*Given exercise:*
Write out every line of the material exactly as it appears.

*Provided entries:*

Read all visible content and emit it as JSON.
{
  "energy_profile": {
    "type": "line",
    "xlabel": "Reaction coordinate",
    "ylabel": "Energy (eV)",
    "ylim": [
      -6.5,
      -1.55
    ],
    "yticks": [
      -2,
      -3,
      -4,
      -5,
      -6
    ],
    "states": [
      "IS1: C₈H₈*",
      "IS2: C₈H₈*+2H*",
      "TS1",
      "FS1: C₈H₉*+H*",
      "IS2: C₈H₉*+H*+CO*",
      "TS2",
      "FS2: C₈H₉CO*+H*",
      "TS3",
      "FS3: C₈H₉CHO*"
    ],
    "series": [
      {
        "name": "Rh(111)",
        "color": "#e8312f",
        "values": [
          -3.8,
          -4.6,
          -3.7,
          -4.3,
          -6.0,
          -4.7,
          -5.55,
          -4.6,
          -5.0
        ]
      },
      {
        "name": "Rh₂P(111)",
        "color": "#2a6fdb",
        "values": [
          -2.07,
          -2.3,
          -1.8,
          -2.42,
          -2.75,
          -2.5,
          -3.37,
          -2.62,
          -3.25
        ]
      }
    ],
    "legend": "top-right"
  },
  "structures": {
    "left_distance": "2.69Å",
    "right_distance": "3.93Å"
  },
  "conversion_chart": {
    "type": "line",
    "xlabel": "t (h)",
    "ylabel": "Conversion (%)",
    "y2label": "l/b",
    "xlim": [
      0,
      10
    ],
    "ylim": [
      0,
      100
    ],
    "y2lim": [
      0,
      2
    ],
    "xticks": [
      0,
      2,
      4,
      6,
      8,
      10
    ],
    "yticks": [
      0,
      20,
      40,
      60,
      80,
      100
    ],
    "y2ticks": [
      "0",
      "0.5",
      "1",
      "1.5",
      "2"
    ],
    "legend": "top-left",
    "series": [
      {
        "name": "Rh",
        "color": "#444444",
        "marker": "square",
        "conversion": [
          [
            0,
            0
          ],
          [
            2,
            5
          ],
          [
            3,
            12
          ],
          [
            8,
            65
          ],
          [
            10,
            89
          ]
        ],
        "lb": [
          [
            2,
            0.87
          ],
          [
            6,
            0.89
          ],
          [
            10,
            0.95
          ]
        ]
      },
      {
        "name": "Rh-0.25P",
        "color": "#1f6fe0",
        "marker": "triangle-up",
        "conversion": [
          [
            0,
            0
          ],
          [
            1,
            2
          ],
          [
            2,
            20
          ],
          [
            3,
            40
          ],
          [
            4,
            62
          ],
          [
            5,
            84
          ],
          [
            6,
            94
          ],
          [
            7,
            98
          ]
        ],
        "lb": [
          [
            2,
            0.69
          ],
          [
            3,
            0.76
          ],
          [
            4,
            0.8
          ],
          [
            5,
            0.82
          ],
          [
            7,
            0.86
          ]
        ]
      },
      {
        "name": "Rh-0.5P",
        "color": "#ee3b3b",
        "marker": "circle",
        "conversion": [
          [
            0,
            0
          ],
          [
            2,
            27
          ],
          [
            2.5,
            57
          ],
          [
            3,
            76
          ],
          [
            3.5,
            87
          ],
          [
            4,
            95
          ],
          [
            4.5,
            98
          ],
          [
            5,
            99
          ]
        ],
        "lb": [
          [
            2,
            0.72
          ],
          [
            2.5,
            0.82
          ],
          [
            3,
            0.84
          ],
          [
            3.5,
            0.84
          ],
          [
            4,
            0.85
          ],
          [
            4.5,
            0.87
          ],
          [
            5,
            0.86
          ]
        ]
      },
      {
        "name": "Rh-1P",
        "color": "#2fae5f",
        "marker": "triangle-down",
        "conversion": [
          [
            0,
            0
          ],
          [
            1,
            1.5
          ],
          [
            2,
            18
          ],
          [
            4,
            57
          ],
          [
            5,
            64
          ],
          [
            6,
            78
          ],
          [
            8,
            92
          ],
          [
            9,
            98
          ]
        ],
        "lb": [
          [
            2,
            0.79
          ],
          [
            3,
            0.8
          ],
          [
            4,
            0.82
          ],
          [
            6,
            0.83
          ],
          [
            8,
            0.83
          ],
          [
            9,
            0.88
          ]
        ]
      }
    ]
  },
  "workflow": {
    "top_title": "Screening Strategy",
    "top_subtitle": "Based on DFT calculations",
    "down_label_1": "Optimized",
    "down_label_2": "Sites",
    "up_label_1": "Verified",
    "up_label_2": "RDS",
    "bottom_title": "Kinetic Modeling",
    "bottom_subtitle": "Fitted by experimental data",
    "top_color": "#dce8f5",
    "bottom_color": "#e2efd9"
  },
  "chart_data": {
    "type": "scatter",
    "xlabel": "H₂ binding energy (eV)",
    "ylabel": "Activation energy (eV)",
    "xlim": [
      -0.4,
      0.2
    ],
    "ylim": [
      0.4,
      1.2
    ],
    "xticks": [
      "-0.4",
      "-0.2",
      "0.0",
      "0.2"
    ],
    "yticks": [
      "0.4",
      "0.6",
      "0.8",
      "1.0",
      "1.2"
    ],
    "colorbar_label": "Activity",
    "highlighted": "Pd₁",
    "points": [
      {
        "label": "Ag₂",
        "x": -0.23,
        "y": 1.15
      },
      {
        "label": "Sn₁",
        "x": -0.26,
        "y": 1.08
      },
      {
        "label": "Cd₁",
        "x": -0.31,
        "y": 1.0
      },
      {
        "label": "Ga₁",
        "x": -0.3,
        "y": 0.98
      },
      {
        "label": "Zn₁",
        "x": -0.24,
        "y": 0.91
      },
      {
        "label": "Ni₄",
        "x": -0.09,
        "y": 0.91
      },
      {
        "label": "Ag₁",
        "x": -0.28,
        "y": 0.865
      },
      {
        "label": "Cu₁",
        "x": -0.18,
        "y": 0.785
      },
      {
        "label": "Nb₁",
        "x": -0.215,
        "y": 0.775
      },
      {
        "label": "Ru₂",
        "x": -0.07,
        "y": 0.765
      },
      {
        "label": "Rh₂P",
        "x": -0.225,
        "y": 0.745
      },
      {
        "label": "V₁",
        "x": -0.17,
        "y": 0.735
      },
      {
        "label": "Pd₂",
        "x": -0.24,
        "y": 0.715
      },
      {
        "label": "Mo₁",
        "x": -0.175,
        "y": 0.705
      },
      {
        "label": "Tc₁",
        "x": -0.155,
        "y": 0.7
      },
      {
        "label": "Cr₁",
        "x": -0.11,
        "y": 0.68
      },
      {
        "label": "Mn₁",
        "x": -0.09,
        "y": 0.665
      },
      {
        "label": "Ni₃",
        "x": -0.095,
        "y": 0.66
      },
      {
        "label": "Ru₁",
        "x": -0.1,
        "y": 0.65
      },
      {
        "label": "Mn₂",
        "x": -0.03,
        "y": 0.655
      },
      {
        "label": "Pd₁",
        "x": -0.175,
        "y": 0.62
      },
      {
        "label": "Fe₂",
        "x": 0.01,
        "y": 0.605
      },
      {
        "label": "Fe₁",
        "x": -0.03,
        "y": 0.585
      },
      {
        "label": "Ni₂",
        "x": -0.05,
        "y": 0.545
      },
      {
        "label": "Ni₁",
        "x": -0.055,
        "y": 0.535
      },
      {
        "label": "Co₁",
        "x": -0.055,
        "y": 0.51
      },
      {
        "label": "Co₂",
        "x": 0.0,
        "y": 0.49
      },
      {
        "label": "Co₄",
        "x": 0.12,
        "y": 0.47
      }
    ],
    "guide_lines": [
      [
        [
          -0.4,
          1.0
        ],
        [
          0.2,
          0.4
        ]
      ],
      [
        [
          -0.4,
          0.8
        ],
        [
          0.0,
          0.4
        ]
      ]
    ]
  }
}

*Exercise response:*
Read all visible content and emit it as JSON.
{
  "energy_profile": {
    "type": "line",
    "xlabel": "Reaction coordinate",
    "ylabel": "Energy (eV)",
    "ylim": [
      -6.5,
      -1.55
    ],
    "yticks": [
      -2,
      -3,
      -4,
      -5,
      -6
    ],
    "states": [
      "IS1: C₈H₈*",
      "IS2: C₈H₈*+2H*",
      "TS1",
      "FS1: C₈H₉*+H*",
      "IS2: C₈H₉*+H*+CO*",
      "TS2",
      "FS2: C₈H₉CO*+H*",
      "TS3",
      "FS3: C₈H₉CHO*"
    ],
    "series": [
      {
        "name": "Rh(111)",
        "color": "#e8312f",
        "values": [
          -3.8,
          -4.6,
          -3.7,
          -4.3,
          -6.0,
          -4.7,
          -5.55,
          -4.6,
          -5.0
        ]
      },
      {
        "name": "Rh₂P(111)",
        "color": "#2a6fdb",
        "values": [
          -2.07,
          -2.3,
          -1.8,
          -2.42,
          -2.75,
          -2.5,
          -3.37,
          -2.62,
          -3.25
        ]
      }
    ],
    "legend": "top-right"
  },
  "structures": {
    "left_distance": "2.69Å",
    "right_distance": "3.93Å"
  },
  "conversion_chart": {
    "type": "line",
    "xlabel": "t (h)",
    "ylabel": "Conversion (%)",
    "y2label": "l/b",
    "xlim": [
      0,
      10
    ],
    "ylim": [
      0,
      100
    ],
    "y2lim": [
      0,
      2
    ],
    "xticks": [
      0,
      2,
      4,
      6,
      8,
      10
    ],
    "yticks": [
      0,
      20,
      40,
      60,
      80,
      100
    ],
    "y2ticks": [
      "0",
      "0.5",
      "1",
      "1.5",
      "2"
    ],
    "legend": "top-left",
    "series": [
      {
        "name": "Rh",
        "color": "#444444",
        "marker": "square",
        "conversion": [
          [
            0,
            0
          ],
          [
            2,
            5
          ],
          [
            3,
            12
          ],
          [
            8,
            65
          ],
          [
            10,
            89
          ]
        ],
        "lb": [
          [
            2,
            0.87
          ],
          [
            6,
            0.89
          ],
          [
            10,
            0.95
          ]
        ]
      },
      {
        "name": "Rh-0.25P",
        "color": "#1f6fe0",
        "marker": "triangle-up",
        "conversion": [
          [
            0,
            0
          ],
          [
            1,
            2
          ],
          [
            2,
            20
          ],
          [
            3,
            40
          ],
          [
            4,
            62
          ],
          [
            5,
            84
          ],
          [
            6,
            94
          ],
          [
            7,
            98
          ]
        ],
        "lb": [
          [
            2,
            0.69
          ],
          [
            3,
            0.76
          ],
          [
            4,
            0.8
          ],
          [
            5,
            0.82
          ],
          [
            7,
            0.86
          ]
        ]
      },
      {
        "name": "Rh-0.5P",
        "color": "#ee3b3b",
        "marker": "circle",
        "conversion": [
          [
            0,
            0
          ],
          [
            2,
            27
          ],
          [
            2.5,
            57
          ],
          [
            3,
            76
          ],
          [
            3.5,
            87
          ],
          [
            4,
            95
          ],
          [
            4.5,
            98
          ],
          [
            5,
            99
          ]
        ],
        "lb": [
          [
            2,
            0.72
          ],
          [
            2.5,
            0.82
          ],
          [
            3,
            0.84
          ],
          [
            3.5,
            0.84
          ],
          [
            4,
            0.85
          ],
          [
            4.5,
            0.87
          ],
          [
            5,
            0.86
          ]
        ]
      },
      {
        "name": "Rh-1P",
        "color": "#2fae5f",
        "marker": "triangle-down",
        "conversion": [
          [
            0,
            0
          ],
          [
            1,
            1.5
          ],
          [
            2,
            18
          ],
          [
            4,
            57
          ],
          [
            5,
            64
          ],
          [
            6,
            78
          ],
          [
            8,
            92
          ],
          [
            9,
            98
          ]
        ],
        "lb": [
          [
            2,
            0.79
          ],
          [
            3,
            0.8
          ],
          [
            4,
            0.82
          ],
          [
            6,
            0.83
          ],
          [
            8,
            0.83
          ],
          [
            9,
            0.88
          ]
        ]
      }
    ]
  },
  "workflow": {
    "top_title": "Screening Strategy",
    "top_subtitle": "Based on DFT calculations",
    "down_label_1": "Optimized",
    "down_label_2": "Sites",
    "up_label_1": "Verified",
    "up_label_2": "RDS",
    "bottom_title": "Kinetic Modeling",
    "bottom_subtitle": "Fitted by experimental data",
    "top_color": "#dce8f5",
    "bottom_color": "#e2efd9"
  },
  "chart_data": {
    "type": "scatter",
    "xlabel": "H₂ binding energy (eV)",
    "ylabel": "Activation energy (eV)",
    "xlim": [
      -0.4,
      0.2
    ],
    "ylim": [
      0.4,
      1.2
    ],
    "xticks": [
      "-0.4",
      "-0.2",
      "0.0",
      "0.2"
    ],
    "yticks": [
      "0.4",
      "0.6",
      "0.8",
      "1.0",
      "1.2"
    ],
    "colorbar_label": "Activity",
    "highlighted": "Pd₁",
    "points": [
      {
        "label": "Ag₂",
        "x": -0.23,
        "y": 1.15
      },
      {
        "label": "Sn₁",
        "x": -0.26,
        "y": 1.08
      },
      {
        "label": "Cd₁",
        "x": -0.31,
        "y": 1.0
      },
      {
        "label": "Ga₁",
        "x": -0.3,
        "y": 0.98
      },
      {
        "label": "Zn₁",
        "x": -0.24,
        "y": 0.91
      },
      {
        "label": "Ni₄",
        "x": -0.09,
        "y": 0.91
      },
      {
        "label": "Ag₁",
        "x": -0.28,
        "y": 0.865
      },
      {
        "label": "Cu₁",
        "x": -0.18,
        "y": 0.785
      },
      {
        "label": "Nb₁",
        "x": -0.215,
        "y": 0.775
      },
      {
        "label": "Ru₂",
        "x": -0.07,
        "y": 0.765
      },
      {
        "label": "Rh₂P",
        "x": -0.225,
        "y": 0.745
      },
      {
        "label": "V₁",
        "x": -0.17,
        "y": 0.735
      },
      {
        "label": "Pd₂",
        "x": -0.24,
        "y": 0.715
      },
      {
        "label": "Mo₁",
        "x": -0.175,
        "y": 0.705
      },
      {
        "label": "Tc₁",
        "x": -0.155,
        "y": 0.7
      },
      {
        "label": "Cr₁",
        "x": -0.11,
        "y": 0.68
      },
      {
        "label": "Mn₁",
        "x": -0.09,
        "y": 0.665
      },
      {
        "label": "Ni₃",
        "x": -0.095,
        "y": 0.66
      },
      {
        "label": "Ru₁",
        "x": -0.1,
        "y": 0.65
      },
      {
        "label": "Mn₂",
        "x": -0.03,
        "y": 0.655
      },
      {
        "label": "Pd₁",
        "x": -0.175,
        "y": 0.62
      },
      {
        "label": "Fe₂",
        "x": 0.01,
        "y": 0.605
      },
      {
        "label": "Fe₁",
        "x": -0.03,
        "y": 0.585
      },
      {
        "label": "Ni₂",
        "x": -0.05,
        "y": 0.545
      },
      {
        "label": "Ni₁",
        "x": -0.055,
        "y": 0.535
      },
      {
        "label": "Co₁",
        "x": -0.055,
        "y": 0.51
      },
      {
        "label": "Co₂",
        "x": 0.0,
        "y": 0.49
      },
      {
        "label": "Co₄",
        "x": 0.12,
        "y": 0.47
      }
    ],
    "guide_lines": [
      [
        [
          -0.4,
          1.0
        ],
        [
          0.2,
          0.4
        ]
      ],
      [
        [
          -0.4,
          0.8
        ],
        [
          0.0,
          0.4
        ]
      ]
    ]
  }
}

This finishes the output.